__Data for processing__.
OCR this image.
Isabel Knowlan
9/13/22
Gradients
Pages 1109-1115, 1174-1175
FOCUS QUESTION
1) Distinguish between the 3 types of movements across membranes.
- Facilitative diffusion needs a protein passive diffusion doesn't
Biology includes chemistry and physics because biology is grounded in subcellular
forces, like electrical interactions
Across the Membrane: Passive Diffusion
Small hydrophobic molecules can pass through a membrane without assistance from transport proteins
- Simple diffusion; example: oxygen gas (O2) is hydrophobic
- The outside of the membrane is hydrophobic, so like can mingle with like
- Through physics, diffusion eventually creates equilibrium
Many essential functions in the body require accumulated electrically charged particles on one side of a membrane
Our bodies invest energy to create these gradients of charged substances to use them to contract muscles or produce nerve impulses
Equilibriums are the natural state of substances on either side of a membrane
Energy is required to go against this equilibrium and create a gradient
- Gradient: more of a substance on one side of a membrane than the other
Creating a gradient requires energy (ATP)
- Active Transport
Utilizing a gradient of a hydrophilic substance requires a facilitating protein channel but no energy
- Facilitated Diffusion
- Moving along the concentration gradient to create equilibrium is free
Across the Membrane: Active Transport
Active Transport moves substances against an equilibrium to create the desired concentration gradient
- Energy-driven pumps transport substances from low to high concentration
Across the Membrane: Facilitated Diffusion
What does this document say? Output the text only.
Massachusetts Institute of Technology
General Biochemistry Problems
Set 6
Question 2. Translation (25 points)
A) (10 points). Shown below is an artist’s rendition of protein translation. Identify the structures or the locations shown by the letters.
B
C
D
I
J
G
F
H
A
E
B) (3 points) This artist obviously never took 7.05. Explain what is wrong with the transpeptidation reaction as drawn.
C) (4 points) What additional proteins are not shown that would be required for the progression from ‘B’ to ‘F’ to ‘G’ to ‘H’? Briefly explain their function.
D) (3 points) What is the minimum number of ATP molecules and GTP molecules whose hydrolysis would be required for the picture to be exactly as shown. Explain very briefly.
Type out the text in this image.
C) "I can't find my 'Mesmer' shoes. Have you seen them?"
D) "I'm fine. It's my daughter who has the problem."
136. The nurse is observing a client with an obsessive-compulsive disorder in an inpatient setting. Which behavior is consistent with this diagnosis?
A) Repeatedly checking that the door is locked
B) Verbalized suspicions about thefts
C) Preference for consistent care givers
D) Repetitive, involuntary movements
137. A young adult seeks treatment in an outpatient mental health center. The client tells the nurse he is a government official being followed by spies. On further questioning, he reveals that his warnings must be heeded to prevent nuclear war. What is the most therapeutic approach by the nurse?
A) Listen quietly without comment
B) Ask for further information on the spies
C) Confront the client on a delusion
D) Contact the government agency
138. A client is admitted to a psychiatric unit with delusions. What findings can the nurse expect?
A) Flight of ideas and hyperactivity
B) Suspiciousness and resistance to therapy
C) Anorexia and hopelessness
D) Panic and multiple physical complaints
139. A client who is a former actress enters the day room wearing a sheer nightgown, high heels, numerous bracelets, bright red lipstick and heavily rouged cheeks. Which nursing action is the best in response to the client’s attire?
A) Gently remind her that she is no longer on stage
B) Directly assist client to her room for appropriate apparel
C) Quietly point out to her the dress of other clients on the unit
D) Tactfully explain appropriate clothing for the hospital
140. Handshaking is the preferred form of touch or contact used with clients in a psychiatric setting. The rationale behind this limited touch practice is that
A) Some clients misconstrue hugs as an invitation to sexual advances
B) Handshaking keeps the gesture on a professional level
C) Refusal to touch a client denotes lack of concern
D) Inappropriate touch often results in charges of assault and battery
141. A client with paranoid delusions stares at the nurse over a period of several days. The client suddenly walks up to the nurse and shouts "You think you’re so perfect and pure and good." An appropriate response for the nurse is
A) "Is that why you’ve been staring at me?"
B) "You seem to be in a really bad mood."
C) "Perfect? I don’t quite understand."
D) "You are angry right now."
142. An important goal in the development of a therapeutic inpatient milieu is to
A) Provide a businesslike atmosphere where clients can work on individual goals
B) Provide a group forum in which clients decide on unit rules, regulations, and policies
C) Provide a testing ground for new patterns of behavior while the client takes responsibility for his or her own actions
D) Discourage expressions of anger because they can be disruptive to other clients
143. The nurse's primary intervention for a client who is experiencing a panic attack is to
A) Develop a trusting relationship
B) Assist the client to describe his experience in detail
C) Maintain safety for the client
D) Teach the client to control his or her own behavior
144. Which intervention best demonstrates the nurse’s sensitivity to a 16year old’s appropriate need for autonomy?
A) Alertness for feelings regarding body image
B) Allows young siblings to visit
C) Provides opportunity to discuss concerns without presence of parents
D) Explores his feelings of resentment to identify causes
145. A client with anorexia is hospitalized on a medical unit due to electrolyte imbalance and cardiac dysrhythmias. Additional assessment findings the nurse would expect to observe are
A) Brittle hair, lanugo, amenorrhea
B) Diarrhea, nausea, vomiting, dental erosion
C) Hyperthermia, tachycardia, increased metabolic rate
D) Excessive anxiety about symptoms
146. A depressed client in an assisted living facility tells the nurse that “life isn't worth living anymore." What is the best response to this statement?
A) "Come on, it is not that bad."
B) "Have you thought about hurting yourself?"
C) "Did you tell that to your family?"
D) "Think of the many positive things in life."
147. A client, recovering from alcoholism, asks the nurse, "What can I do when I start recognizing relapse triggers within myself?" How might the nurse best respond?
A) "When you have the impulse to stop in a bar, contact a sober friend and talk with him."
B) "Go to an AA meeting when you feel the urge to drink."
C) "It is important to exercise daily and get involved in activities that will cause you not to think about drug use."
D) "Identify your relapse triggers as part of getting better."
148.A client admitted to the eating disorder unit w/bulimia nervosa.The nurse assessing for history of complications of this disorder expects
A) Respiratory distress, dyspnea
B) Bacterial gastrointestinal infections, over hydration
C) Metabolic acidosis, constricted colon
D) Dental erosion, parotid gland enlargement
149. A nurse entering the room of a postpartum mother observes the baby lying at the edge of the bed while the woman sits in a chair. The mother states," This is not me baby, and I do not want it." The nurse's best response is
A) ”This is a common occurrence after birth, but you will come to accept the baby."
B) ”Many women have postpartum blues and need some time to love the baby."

__What needs to be done__. Copy down the whole of the data above, matching it exactly.

__Written answer__.
OCR this image.
Isabel Knowlan
9/13/22
Gradients
Pages 1109-1115, 1174-1175
FOCUS QUESTION
1) Distinguish between the 3 types of movements across membranes.
- Facilitative diffusion needs a protein passive diffusion doesn't
Biology includes chemistry and physics because biology is grounded in subcellular
forces, like electrical interactions
Across the Membrane: Passive Diffusion
Small hydrophobic molecules can pass through a membrane without assistance from transport proteins
- Simple diffusion; example: oxygen gas (O2) is hydrophobic
- The outside of the membrane is hydrophobic, so like can mingle with like
- Through physics, diffusion eventually creates equilibrium
Many essential functions in the body require accumulated electrically charged particles on one side of a membrane
Our bodies invest energy to create these gradients of charged substances to use them to contract muscles or produce nerve impulses
Equilibriums are the natural state of substances on either side of a membrane
Energy is required to go against this equilibrium and create a gradient
- Gradient: more of a substance on one side of a membrane than the other
Creating a gradient requires energy (ATP)
- Active Transport
Utilizing a gradient of a hydrophilic substance requires a facilitating protein channel but no energy
- Facilitated Diffusion
- Moving along the concentration gradient to create equilibrium is free
Across the Membrane: Active Transport
Active Transport moves substances against an equilibrium to create the desired concentration gradient
- Energy-driven pumps transport substances from low to high concentration
Across the Membrane: Facilitated Diffusion
What does this document say? Output the text only.
Massachusetts Institute of Technology
General Biochemistry Problems
Set 6
Question 2. Translation (25 points)
A) (10 points). Shown below is an artist’s rendition of protein translation. Identify the structures or the locations shown by the letters.
B
C
D
I
J
G
F
H
A
E
B) (3 points) This artist obviously never took 7.05. Explain what is wrong with the transpeptidation reaction as drawn.
C) (4 points) What additional proteins are not shown that would be required for the progression from ‘B’ to ‘F’ to ‘G’ to ‘H’? Briefly explain their function.
D) (3 points) What is the minimum number of ATP molecules and GTP molecules whose hydrolysis would be required for the picture to be exactly as shown. Explain very briefly.
Type out the text in this image.
C) "I can't find my 'Mesmer' shoes. Have you seen them?"
D) "I'm fine. It's my daughter who has the problem."
136. The nurse is observing a client with an obsessive-compulsive disorder in an inpatient setting. Which behavior is consistent with this diagnosis?
A) Repeatedly checking that the door is locked
B) Verbalized suspicions about thefts
C) Preference for consistent care givers
D) Repetitive, involuntary movements
137. A young adult seeks treatment in an outpatient mental health center. The client tells the nurse he is a government official being followed by spies. On further questioning, he reveals that his warnings must be heeded to prevent nuclear war. What is the most therapeutic approach by the nurse?
A) Listen quietly without comment
B) Ask for further information on the spies
C) Confront the client on a delusion
D) Contact the government agency
138. A client is admitted to a psychiatric unit with delusions. What findings can the nurse expect?
A) Flight of ideas and hyperactivity
B) Suspiciousness and resistance to therapy
C) Anorexia and hopelessness
D) Panic and multiple physical complaints
139. A client who is a former actress enters the day room wearing a sheer nightgown, high heels, numerous bracelets, bright red lipstick and heavily rouged cheeks. Which nursing action is the best in response to the client’s attire?
A) Gently remind her that she is no longer on stage
B) Directly assist client to her room for appropriate apparel
C) Quietly point out to her the dress of other clients on the unit
D) Tactfully explain appropriate clothing for the hospital
140. Handshaking is the preferred form of touch or contact used with clients in a psychiatric setting. The rationale behind this limited touch practice is that
A) Some clients misconstrue hugs as an invitation to sexual advances
B) Handshaking keeps the gesture on a professional level
C) Refusal to touch a client denotes lack of concern
D) Inappropriate touch often results in charges of assault and battery
141. A client with paranoid delusions stares at the nurse over a period of several days. The client suddenly walks up to the nurse and shouts "You think you’re so perfect and pure and good." An appropriate response for the nurse is
A) "Is that why you’ve been staring at me?"
B) "You seem to be in a really bad mood."
C) "Perfect? I don’t quite understand."
D) "You are angry right now."
142. An important goal in the development of a therapeutic inpatient milieu is to
A) Provide a businesslike atmosphere where clients can work on individual goals
B) Provide a group forum in which clients decide on unit rules, regulations, and policies
C) Provide a testing ground for new patterns of behavior while the client takes responsibility for his or her own actions
D) Discourage expressions of anger because they can be disruptive to other clients
143. The nurse's primary intervention for a client who is experiencing a panic attack is to
A) Develop a trusting relationship
B) Assist the client to describe his experience in detail
C) Maintain safety for the client
D) Teach the client to control his or her own behavior
144. Which intervention best demonstrates the nurse’s sensitivity to a 16year old’s appropriate need for autonomy?
A) Alertness for feelings regarding body image
B) Allows young siblings to visit
C) Provides opportunity to discuss concerns without presence of parents
D) Explores his feelings of resentment to identify causes
145. A client with anorexia is hospitalized on a medical unit due to electrolyte imbalance and cardiac dysrhythmias. Additional assessment findings the nurse would expect to observe are
A) Brittle hair, lanugo, amenorrhea
B) Diarrhea, nausea, vomiting, dental erosion
C) Hyperthermia, tachycardia, increased metabolic rate
D) Excessive anxiety about symptoms
146. A depressed client in an assisted living facility tells the nurse that “life isn't worth living anymore." What is the best response to this statement?
A) "Come on, it is not that bad."
B) "Have you thought about hurting yourself?"
C) "Did you tell that to your family?"
D) "Think of the many positive things in life."
147. A client, recovering from alcoholism, asks the nurse, "What can I do when I start recognizing relapse triggers within myself?" How might the nurse best respond?
A) "When you have the impulse to stop in a bar, contact a sober friend and talk with him."
B) "Go to an AA meeting when you feel the urge to drink."
C) "It is important to exercise daily and get involved in activities that will cause you not to think about drug use."
D) "Identify your relapse triggers as part of getting better."
148.A client admitted to the eating disorder unit w/bulimia nervosa.The nurse assessing for history of complications of this disorder expects
A) Respiratory distress, dyspnea
B) Bacterial gastrointestinal infections, over hydration
C) Metabolic acidosis, constricted colon
D) Dental erosion, parotid gland enlargement
149. A nurse entering the room of a postpartum mother observes the baby lying at the edge of the bed while the woman sits in a chair. The mother states," This is not me baby, and I do not want it." The nurse's best response is
A) ”This is a common occurrence after birth, but you will come to accept the baby."
B) ”Many women have postpartum blues and need some time to love the baby."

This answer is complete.